To be done: Which lines in the listing below contain the string "interactable", matching case exactly? Extract each of those lines in full.

Input rows:
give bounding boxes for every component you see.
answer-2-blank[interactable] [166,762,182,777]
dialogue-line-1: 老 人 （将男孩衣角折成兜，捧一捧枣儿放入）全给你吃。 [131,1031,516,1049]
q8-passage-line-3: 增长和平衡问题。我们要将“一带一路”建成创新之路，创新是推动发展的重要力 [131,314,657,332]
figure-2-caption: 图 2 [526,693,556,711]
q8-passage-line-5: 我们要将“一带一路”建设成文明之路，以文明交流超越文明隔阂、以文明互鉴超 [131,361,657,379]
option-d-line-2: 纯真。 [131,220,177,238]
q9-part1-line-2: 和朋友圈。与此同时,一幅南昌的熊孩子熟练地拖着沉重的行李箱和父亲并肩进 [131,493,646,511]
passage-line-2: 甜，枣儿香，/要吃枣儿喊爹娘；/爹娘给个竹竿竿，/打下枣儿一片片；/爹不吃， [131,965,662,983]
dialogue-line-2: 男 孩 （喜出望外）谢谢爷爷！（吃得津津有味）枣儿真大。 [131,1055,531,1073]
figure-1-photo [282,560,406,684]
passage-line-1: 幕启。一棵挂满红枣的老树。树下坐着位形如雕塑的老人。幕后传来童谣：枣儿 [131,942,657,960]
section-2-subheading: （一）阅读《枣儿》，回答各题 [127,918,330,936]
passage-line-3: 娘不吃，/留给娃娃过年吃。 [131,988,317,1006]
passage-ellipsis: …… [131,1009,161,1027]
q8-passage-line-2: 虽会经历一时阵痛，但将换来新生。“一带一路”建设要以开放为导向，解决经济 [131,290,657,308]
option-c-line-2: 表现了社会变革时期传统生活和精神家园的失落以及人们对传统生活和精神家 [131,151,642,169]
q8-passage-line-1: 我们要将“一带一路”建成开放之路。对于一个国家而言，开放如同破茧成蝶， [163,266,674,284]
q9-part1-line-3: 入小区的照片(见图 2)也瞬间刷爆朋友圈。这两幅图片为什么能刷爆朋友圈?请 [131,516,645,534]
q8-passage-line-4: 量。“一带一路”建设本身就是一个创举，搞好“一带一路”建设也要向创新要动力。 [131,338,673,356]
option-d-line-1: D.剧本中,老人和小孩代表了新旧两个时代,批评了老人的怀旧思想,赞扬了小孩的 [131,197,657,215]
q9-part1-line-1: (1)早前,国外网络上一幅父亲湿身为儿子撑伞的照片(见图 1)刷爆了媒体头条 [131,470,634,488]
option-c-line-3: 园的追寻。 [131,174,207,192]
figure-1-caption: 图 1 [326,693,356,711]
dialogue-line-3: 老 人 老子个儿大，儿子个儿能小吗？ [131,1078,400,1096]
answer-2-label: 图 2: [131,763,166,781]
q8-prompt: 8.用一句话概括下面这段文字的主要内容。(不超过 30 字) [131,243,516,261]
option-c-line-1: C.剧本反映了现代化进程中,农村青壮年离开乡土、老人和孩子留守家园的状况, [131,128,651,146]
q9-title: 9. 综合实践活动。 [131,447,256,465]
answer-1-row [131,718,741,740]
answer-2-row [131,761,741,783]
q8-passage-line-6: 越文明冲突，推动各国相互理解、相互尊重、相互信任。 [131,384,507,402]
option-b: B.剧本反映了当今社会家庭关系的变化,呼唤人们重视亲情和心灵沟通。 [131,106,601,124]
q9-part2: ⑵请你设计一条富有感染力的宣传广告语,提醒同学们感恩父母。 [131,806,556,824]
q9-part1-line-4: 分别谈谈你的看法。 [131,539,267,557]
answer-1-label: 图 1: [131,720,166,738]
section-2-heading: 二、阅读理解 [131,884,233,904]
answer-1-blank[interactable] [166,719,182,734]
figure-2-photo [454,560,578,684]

Problem solution:
answer-2-blank[interactable] [166,762,182,777]
answer-1-blank[interactable] [166,719,182,734]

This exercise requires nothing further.